Do this:
All lines in the data bearing the string "assez" should be identified and copied.

Provided records:
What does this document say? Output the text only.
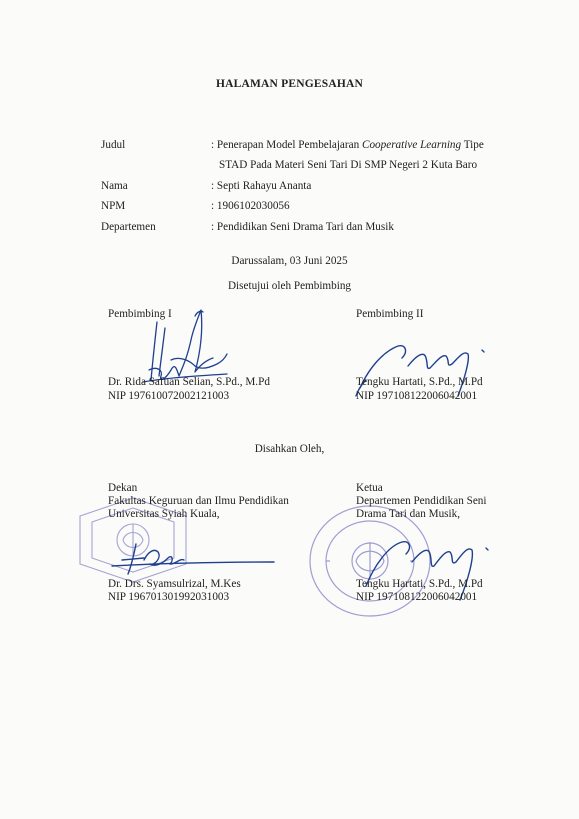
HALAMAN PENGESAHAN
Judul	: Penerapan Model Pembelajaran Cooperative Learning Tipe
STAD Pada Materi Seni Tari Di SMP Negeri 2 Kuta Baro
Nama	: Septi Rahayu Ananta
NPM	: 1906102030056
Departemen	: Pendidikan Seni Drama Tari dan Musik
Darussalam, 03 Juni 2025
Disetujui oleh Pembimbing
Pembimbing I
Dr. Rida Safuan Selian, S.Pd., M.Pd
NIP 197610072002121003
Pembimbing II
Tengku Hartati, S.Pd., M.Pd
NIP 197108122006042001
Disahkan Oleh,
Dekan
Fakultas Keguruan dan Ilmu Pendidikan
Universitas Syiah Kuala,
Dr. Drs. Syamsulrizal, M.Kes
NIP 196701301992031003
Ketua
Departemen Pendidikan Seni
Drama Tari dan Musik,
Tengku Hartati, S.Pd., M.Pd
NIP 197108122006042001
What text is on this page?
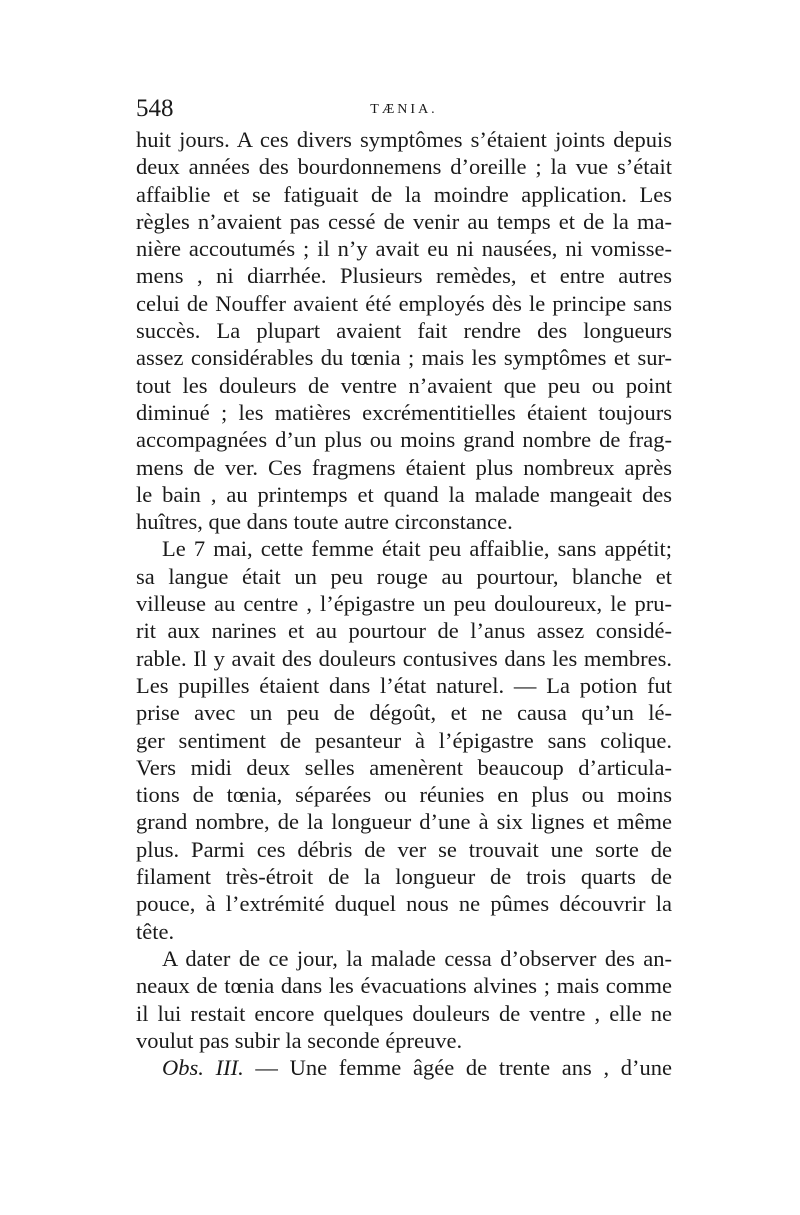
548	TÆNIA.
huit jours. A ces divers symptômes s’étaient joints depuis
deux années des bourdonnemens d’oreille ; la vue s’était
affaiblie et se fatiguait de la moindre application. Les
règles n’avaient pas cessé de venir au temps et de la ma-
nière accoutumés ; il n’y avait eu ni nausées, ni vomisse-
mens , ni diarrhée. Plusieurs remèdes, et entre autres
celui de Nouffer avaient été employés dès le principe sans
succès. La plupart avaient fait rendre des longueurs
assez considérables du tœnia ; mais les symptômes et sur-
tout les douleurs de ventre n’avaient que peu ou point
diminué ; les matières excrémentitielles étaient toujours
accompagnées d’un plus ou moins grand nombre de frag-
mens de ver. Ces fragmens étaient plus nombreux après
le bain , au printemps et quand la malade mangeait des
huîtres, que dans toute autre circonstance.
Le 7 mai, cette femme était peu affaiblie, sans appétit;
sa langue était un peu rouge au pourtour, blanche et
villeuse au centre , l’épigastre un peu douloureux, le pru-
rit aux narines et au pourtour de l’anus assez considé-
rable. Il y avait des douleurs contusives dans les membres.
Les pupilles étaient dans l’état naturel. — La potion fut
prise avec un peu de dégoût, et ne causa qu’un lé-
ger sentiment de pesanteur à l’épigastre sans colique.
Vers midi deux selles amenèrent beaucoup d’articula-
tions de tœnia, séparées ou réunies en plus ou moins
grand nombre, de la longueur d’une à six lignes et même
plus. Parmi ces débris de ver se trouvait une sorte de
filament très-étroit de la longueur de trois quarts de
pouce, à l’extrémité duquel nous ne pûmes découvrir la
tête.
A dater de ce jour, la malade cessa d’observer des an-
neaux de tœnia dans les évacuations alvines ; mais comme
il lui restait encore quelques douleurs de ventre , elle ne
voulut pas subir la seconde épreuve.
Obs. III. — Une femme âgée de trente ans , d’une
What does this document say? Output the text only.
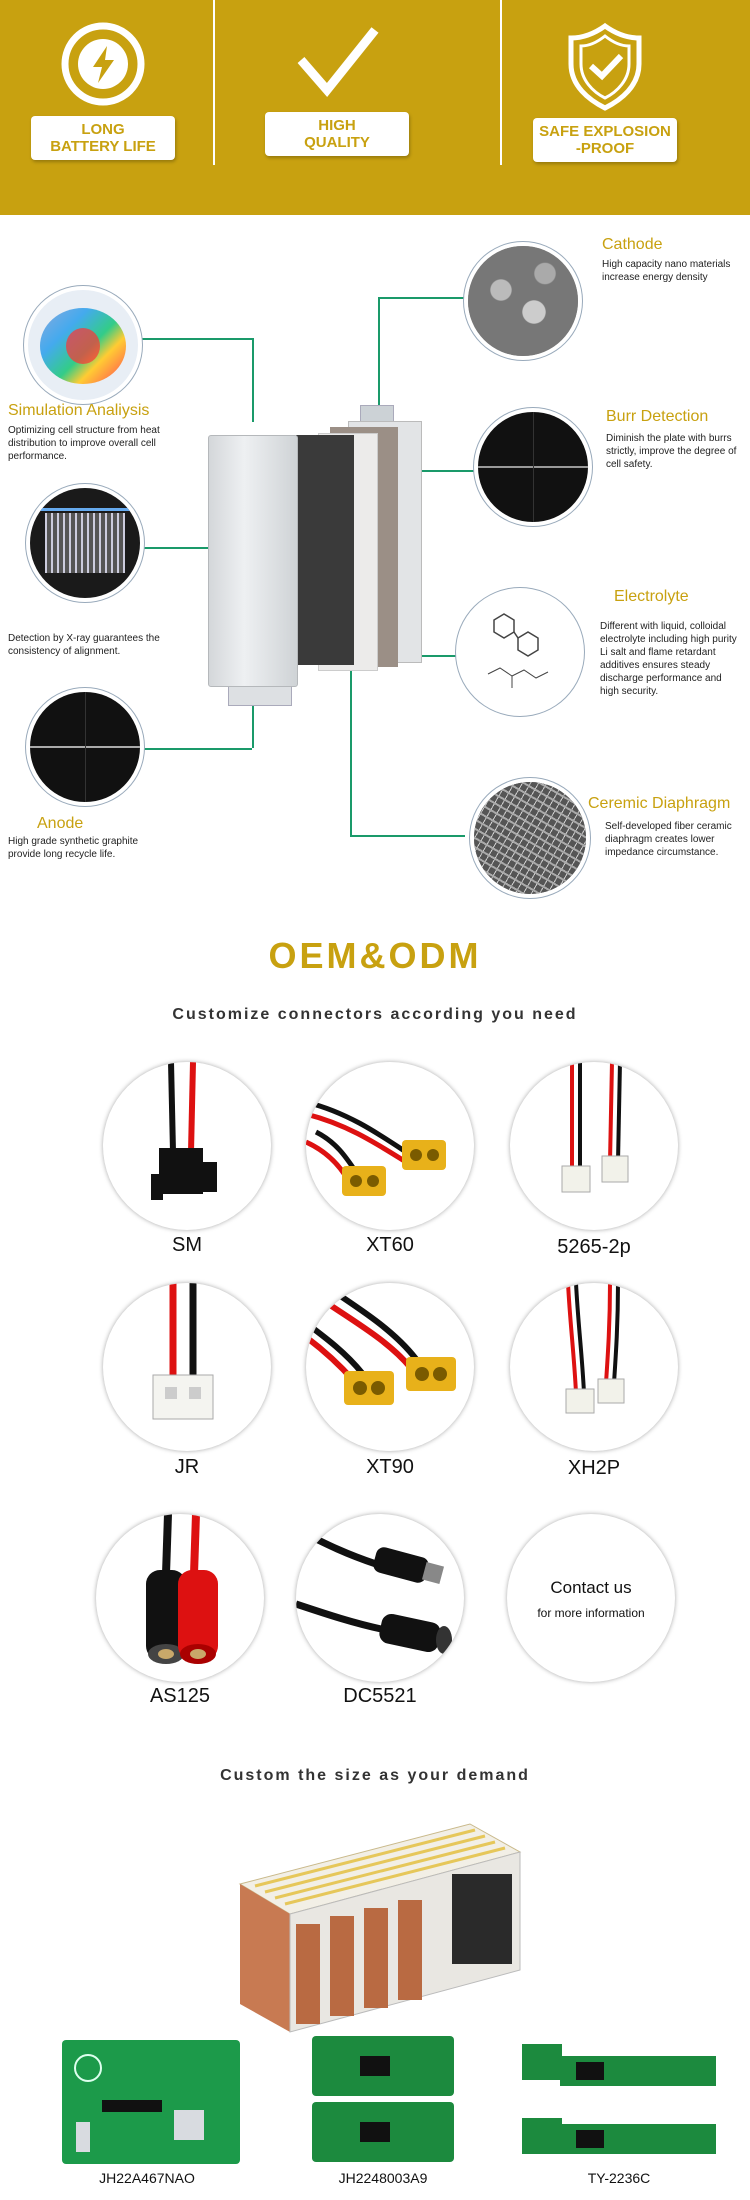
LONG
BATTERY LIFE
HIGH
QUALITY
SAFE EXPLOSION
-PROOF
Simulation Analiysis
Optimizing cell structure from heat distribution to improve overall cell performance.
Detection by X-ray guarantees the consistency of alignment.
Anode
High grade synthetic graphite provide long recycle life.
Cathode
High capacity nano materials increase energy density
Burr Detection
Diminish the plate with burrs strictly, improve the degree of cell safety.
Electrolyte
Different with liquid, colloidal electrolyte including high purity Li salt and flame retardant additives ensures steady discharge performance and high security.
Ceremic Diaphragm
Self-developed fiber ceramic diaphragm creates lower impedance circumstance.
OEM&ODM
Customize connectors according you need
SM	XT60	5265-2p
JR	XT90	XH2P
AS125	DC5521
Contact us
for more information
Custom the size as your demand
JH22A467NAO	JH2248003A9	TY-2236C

Written answer:
assez considérables du tœnia ; mais les symptômes et sur-
rit aux narines et au pourtour de l’anus assez considé-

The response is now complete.